TASK: No images are to be carried over; print all other material exactly as it stands.

DATA SECTION:
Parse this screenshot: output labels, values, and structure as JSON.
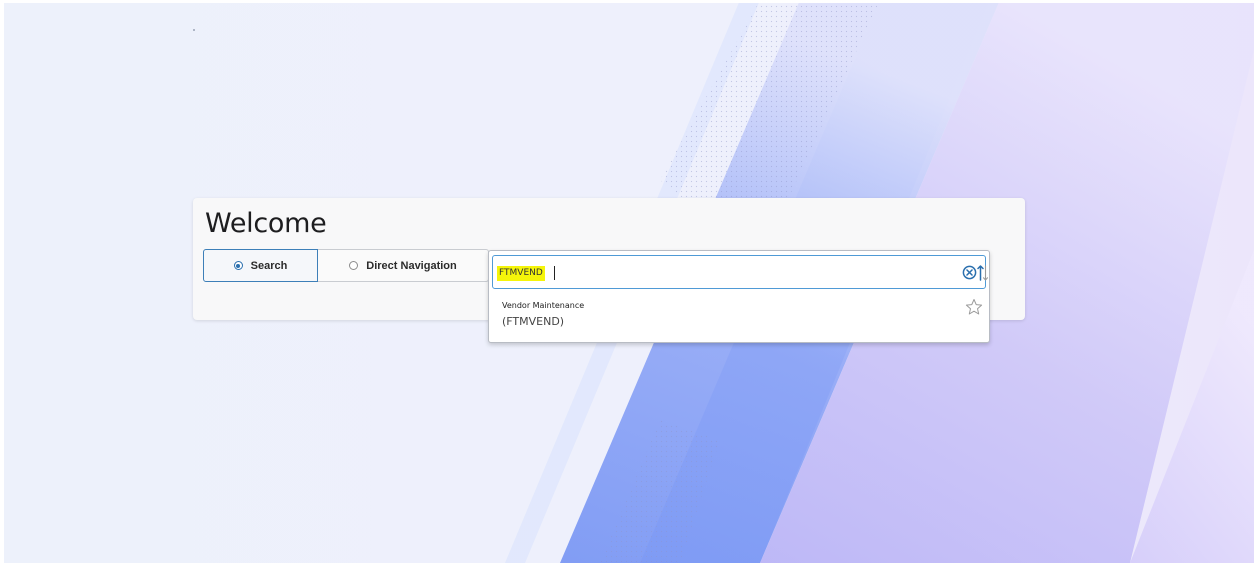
{
  "welcome": {
    "title": "Welcome"
  },
  "mode_toggle": {
    "options": [
      {
        "label": "Search",
        "selected": true
      },
      {
        "label": "Direct Navigation",
        "selected": false
      }
    ]
  },
  "search": {
    "value": "FTMVEND",
    "highlight_color": "#f5f50a",
    "clear_icon": "circle-x-icon",
    "sort_icon": "sort-arrows-icon"
  },
  "results": [
    {
      "title": "Vendor Maintenance",
      "code": "(FTMVEND)",
      "favorite_icon": "star-outline-icon"
    }
  ],
  "colors": {
    "accent": "#2a6fae",
    "field_border": "#4f9ad6",
    "background_purple": "#a9a5f2",
    "background_blue": "#6f90f3"
  }
}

WRITTEN REPLY:
Parse this screenshot: output labels, values, and structure as JSON.
{
  "welcome": {
    "title": "Welcome"
  },
  "mode_toggle": {
    "options": [
      {
        "label": "Search",
        "selected": true
      },
      {
        "label": "Direct Navigation",
        "selected": false
      }
    ]
  },
  "search": {
    "value": "FTMVEND",
    "highlight_color": "#f5f50a",
    "clear_icon": "circle-x-icon",
    "sort_icon": "sort-arrows-icon"
  },
  "results": [
    {
      "title": "Vendor Maintenance",
      "code": "(FTMVEND)",
      "favorite_icon": "star-outline-icon"
    }
  ],
  "colors": {
    "accent": "#2a6fae",
    "field_border": "#4f9ad6",
    "background_purple": "#a9a5f2",
    "background_blue": "#6f90f3"
  }
}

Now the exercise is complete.